══ Given records ══
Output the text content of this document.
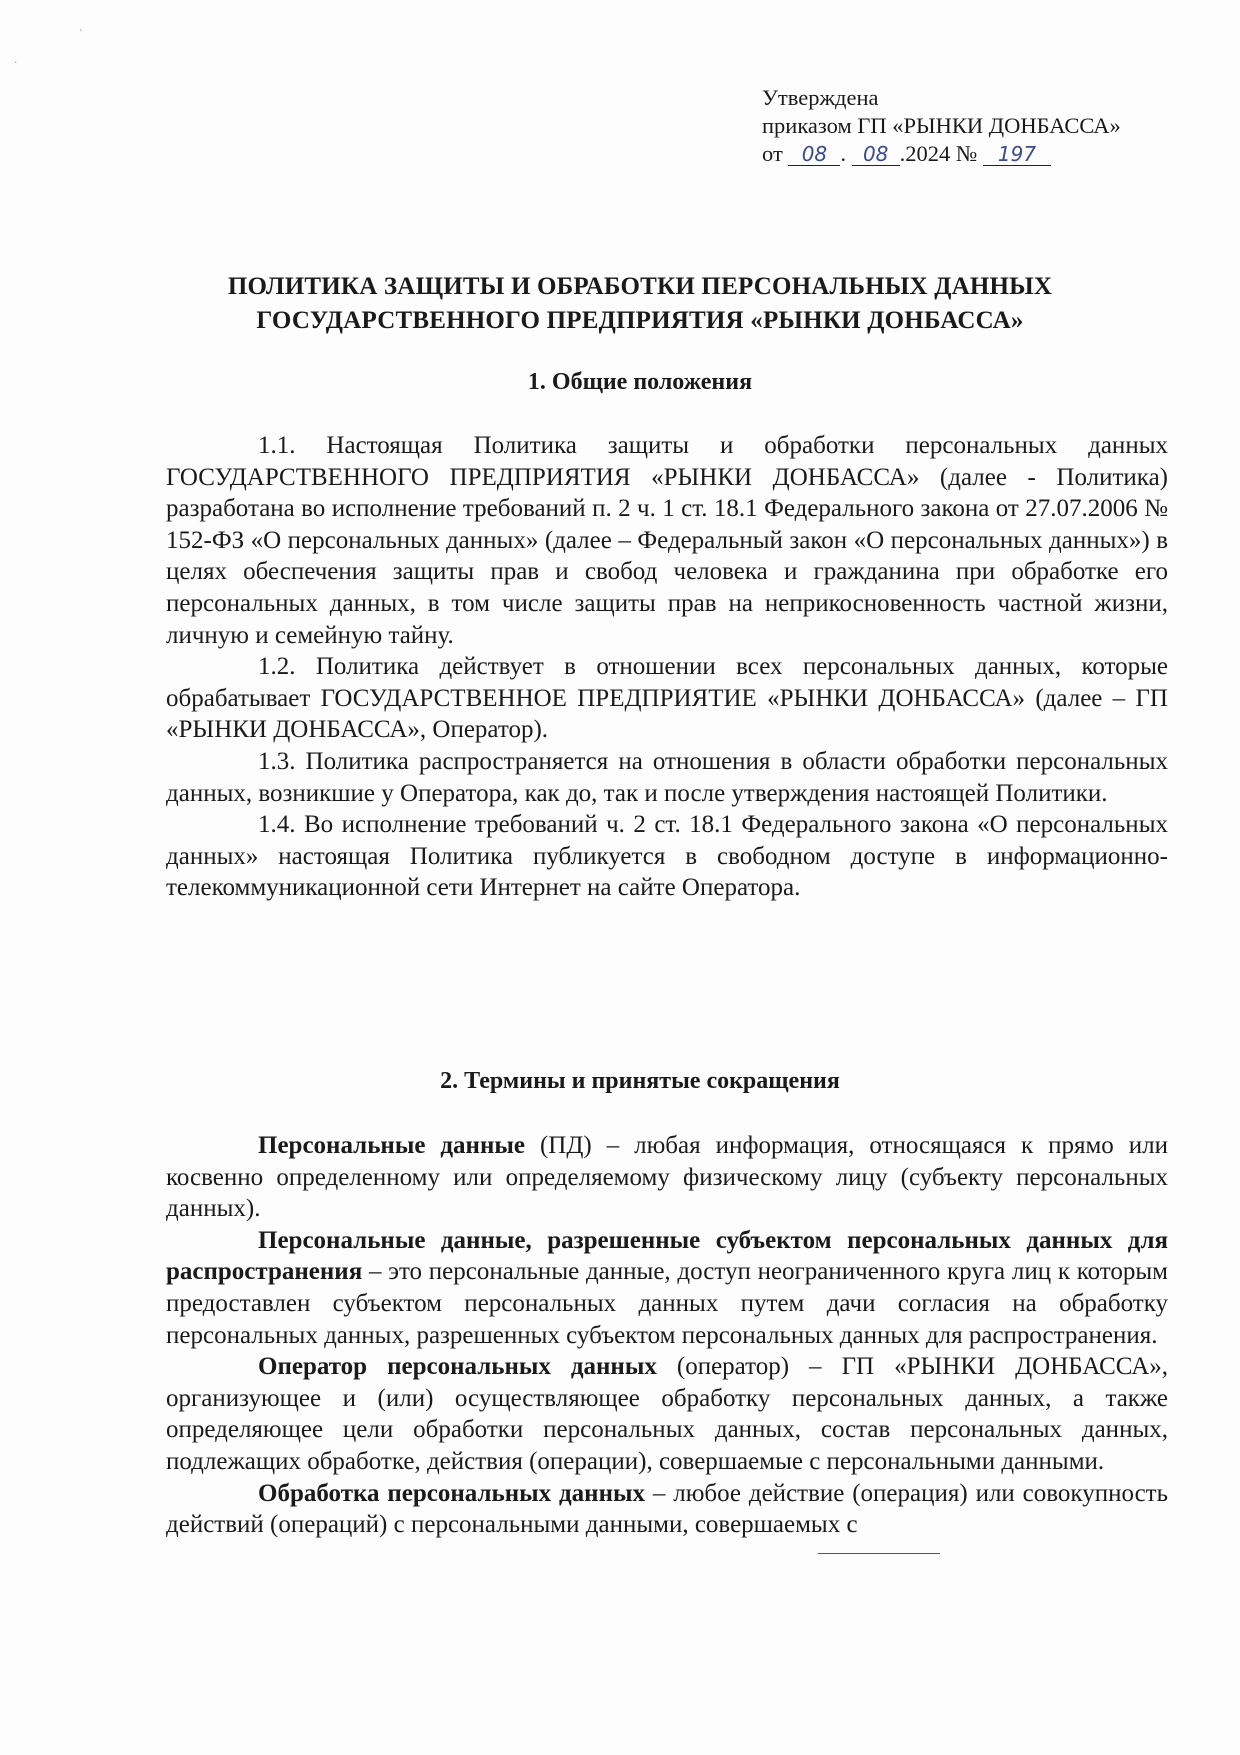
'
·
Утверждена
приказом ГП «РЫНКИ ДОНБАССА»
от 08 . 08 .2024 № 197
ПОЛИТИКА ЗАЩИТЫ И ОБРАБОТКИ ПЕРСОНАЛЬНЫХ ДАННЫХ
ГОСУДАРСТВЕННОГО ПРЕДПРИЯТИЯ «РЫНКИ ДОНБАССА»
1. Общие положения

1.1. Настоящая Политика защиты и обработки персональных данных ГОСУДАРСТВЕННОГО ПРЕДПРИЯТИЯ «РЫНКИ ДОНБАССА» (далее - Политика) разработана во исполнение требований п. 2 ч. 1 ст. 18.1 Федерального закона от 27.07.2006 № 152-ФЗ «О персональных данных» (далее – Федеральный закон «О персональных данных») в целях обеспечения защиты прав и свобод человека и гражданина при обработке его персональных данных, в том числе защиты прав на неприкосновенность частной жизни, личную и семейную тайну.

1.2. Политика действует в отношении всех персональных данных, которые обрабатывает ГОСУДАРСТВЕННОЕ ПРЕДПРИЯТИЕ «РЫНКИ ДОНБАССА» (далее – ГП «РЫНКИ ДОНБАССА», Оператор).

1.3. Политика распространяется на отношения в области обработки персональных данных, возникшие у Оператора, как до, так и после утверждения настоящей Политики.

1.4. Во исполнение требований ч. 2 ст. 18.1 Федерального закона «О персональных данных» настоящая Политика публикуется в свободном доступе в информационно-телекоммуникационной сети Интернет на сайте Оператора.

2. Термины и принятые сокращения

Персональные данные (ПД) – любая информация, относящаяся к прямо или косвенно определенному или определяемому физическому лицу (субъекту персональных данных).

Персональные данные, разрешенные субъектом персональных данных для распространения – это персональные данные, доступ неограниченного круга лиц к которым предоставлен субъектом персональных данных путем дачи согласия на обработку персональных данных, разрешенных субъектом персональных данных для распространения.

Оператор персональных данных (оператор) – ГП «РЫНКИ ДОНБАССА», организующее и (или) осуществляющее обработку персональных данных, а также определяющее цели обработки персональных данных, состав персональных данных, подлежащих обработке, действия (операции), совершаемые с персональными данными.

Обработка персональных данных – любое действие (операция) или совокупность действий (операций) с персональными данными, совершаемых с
═══
- _Directions_: Using the entries above, find all lines with "ПРЕДПРИЯТИЯ". Copy them.

- _Solution for this exercise_:
ГОСУДАРСТВЕННОГО ПРЕДПРИЯТИЯ «РЫНКИ ДОНБАССА»
1.1. Настоящая Политика защиты и обработки персональных данных ГОСУДАРСТВЕННОГО ПРЕДПРИЯТИЯ «РЫНКИ ДОНБАССА» (далее - Политика) разработана во исполнение требований п. 2 ч. 1 ст. 18.1 Федерального закона от 27.07.2006 № 152-ФЗ «О персональных данных» (далее – Федеральный закон «О персональных данных») в целях обеспечения защиты прав и свобод человека и гражданина при обработке его персональных данных, в том числе защиты прав на неприкосновенность частной жизни, личную и семейную тайну.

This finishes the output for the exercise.